Description of the task: "Manager" appears in how many lines of the entries? State only the number.

Input material:
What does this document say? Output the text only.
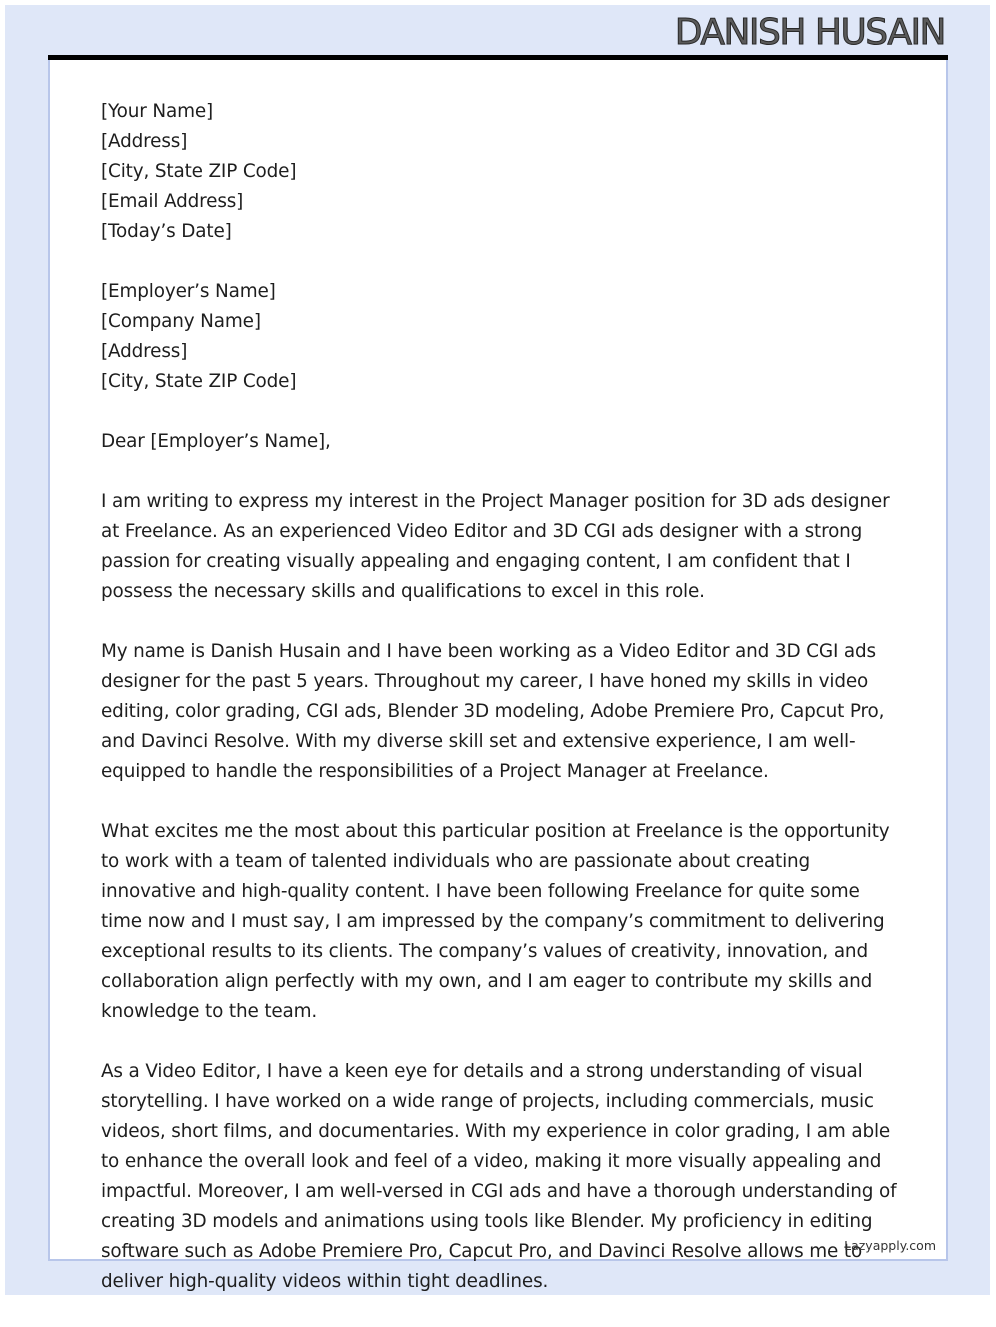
DANISH HUSAIN
[Your Name]
[Address]
[City, State ZIP Code]
[Email Address]
[Today’s Date]
[Employer’s Name]
[Company Name]
[Address]
[City, State ZIP Code]
Dear [Employer’s Name],

I am writing to express my interest in the Project Manager position for 3D ads designer at Freelance. As an experienced Video Editor and 3D CGI ads designer with a strong passion for creating visually appealing and engaging content, I am confident that I possess the necessary skills and qualifications to excel in this role.

My name is Danish Husain and I have been working as a Video Editor and 3D CGI ads designer for the past 5 years. Throughout my career, I have honed my skills in video editing, color grading, CGI ads, Blender 3D modeling, Adobe Premiere Pro, Capcut Pro, and Davinci Resolve. With my diverse skill set and extensive experience, I am well-equipped to handle the responsibilities of a Project Manager at Freelance.

What excites me the most about this particular position at Freelance is the opportunity to work with a team of talented individuals who are passionate about creating innovative and high-quality content. I have been following Freelance for quite some time now and I must say, I am impressed by the company’s commitment to delivering exceptional results to its clients. The company’s values of creativity, innovation, and collaboration align perfectly with my own, and I am eager to contribute my skills and knowledge to the team.

As a Video Editor, I have a keen eye for details and a strong understanding of visual storytelling. I have worked on a wide range of projects, including commercials, music videos, short films, and documentaries. With my experience in color grading, I am able to enhance the overall look and feel of a video, making it more visually appealing and impactful. Moreover, I am well-versed in CGI ads and have a thorough understanding of creating 3D models and animations using tools like Blender. My proficiency in editing software such as Adobe Premiere Pro, Capcut Pro, and Davinci Resolve allows me to deliver high-quality videos within tight deadlines.

Lazyapply.com
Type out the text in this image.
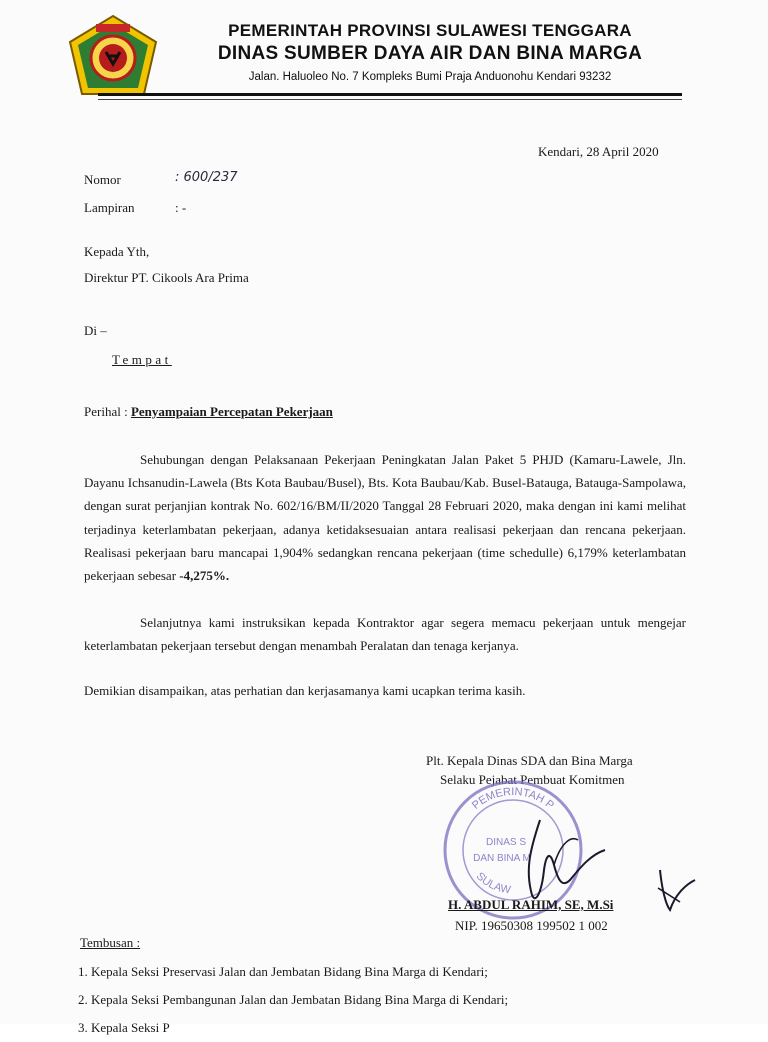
PEMERINTAH PROVINSI SULAWESI TENGGARA
DINAS SUMBER DAYA AIR DAN BINA MARGA
Jalan. Haluoleo No. 7 Kompleks Bumi Praja Anduonohu Kendari 93232
Kendari, 28 April 2020
Nomor	: 600/237
Lampiran	: -
Kepada Yth,
Direktur PT. Cikools Ara Prima
Di –
Tempat
Perihal : Penyampaian Percepatan Pekerjaan

Sehubungan dengan Pelaksanaan Pekerjaan Peningkatan Jalan Paket 5 PHJD (Kamaru-Lawele, Jln. Dayanu Ichsanudin-Lawela (Bts Kota Baubau/Busel), Bts. Kota Baubau/Kab. Busel-Batauga, Batauga-Sampolawa, dengan surat perjanjian kontrak No. 602/16/BM/II/2020 Tanggal 28 Februari 2020, maka dengan ini kami melihat terjadinya keterlambatan pekerjaan, adanya ketidaksesuaian antara realisasi pekerjaan dan rencana pekerjaan. Realisasi pekerjaan baru mancapai 1,904% sedangkan rencana pekerjaan (time schedulle) 6,179% keterlambatan pekerjaan sebesar -4,275%.

Selanjutnya kami instruksikan kepada Kontraktor agar segera memacu pekerjaan untuk mengejar keterlambatan pekerjaan tersebut dengan menambah Peralatan dan tenaga kerjanya.

Demikian disampaikan, atas perhatian dan kerjasamanya kami ucapkan terima kasih.
Plt. Kepala Dinas SDA dan Bina Marga
Selaku Pejabat Pembuat Komitmen
PEMERINTAH P
DINAS S
DAN BINA M
SULAW
H. ABDUL RAHIM, SE, M.Si
NIP. 19650308 199502 1 002
Tembusan :
1. Kepala Seksi Preservasi Jalan dan Jembatan Bidang Bina Marga di Kendari;
2. Kepala Seksi Pembangunan Jalan dan Jembatan Bidang Bina Marga di Kendari;
3. Kepala Seksi P
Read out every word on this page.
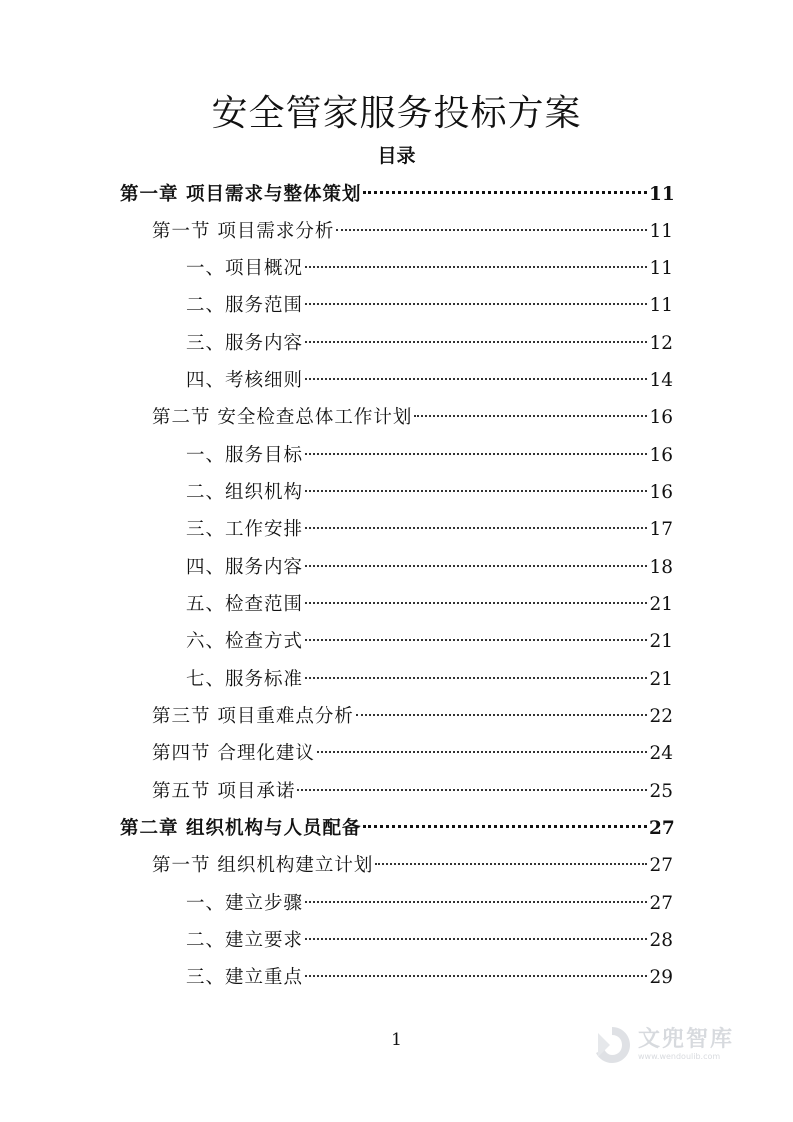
安全管家服务投标方案
目录
第一章 项目需求与整体策划	11
第一节 项目需求分析	11
一、项目概况	11
二、服务范围	11
三、服务内容	12
四、考核细则	14
第二节 安全检查总体工作计划	16
一、服务目标	16
二、组织机构	16
三、工作安排	17
四、服务内容	18
五、检查范围	21
六、检查方式	21
七、服务标准	21
第三节 项目重难点分析	22
第四节 合理化建议	24
第五节 项目承诺	25
第二章 组织机构与人员配备	27
第一节 组织机构建立计划	27
一、建立步骤	27
二、建立要求	28
三、建立重点	29
1	文兜智库
www.wendoulib.com
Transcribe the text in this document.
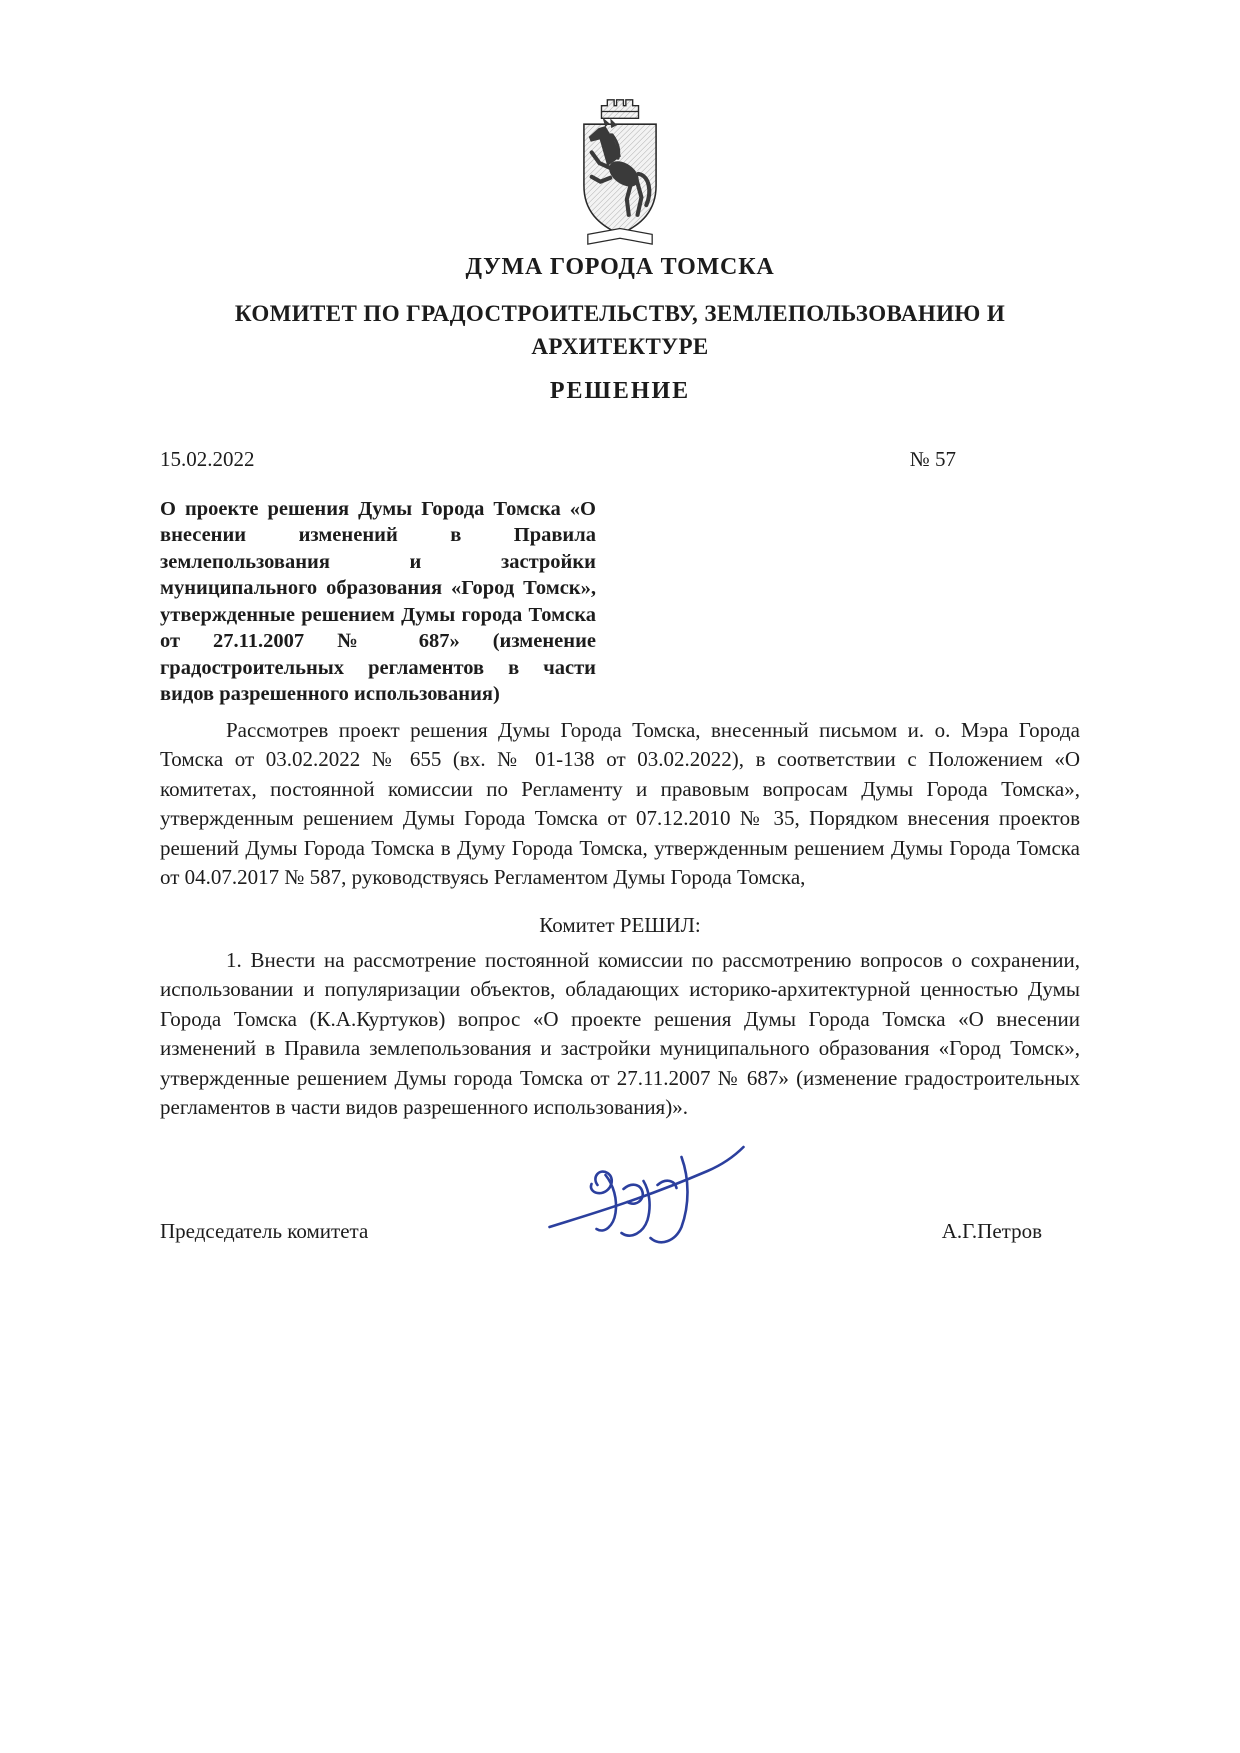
ДУМА ГОРОДА ТОМСКА
КОМИТЕТ ПО ГРАДОСТРОИТЕЛЬСТВУ, ЗЕМЛЕПОЛЬЗОВАНИЮ И АРХИТЕКТУРЕ
РЕШЕНИЕ
15.02.2022	№ 57

О проекте решения Думы Города Томска «О внесении изменений в Правила землепользования и застройки муниципального образования «Город Томск», утвержденные решением Думы города Томска от 27.11.2007 № 687» (изменение градостроительных регламентов в части видов разрешенного использования)

Рассмотрев проект решения Думы Города Томска, внесенный письмом и. о. Мэра Города Томска от 03.02.2022 № 655 (вх. № 01-138 от 03.02.2022), в соответствии с Положением «О комитетах, постоянной комиссии по Регламенту и правовым вопросам Думы Города Томска», утвержденным решением Думы Города Томска от 07.12.2010 № 35, Порядком внесения проектов решений Думы Города Томска в Думу Города Томска, утвержденным решением Думы Города Томска от 04.07.2017 № 587, руководствуясь Регламентом Думы Города Томска,

Комитет РЕШИЛ:

1. Внести на рассмотрение постоянной комиссии по рассмотрению вопросов о сохранении, использовании и популяризации объектов, обладающих историко-архитектурной ценностью Думы Города Томска (К.А.Куртуков) вопрос «О проекте решения Думы Города Томска «О внесении изменений в Правила землепользования и застройки муниципального образования «Город Томск», утвержденные решением Думы города Томска от 27.11.2007 № 687» (изменение градостроительных регламентов в части видов разрешенного использования)».

Председатель комитета	А.Г.Петров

Problem solution: 2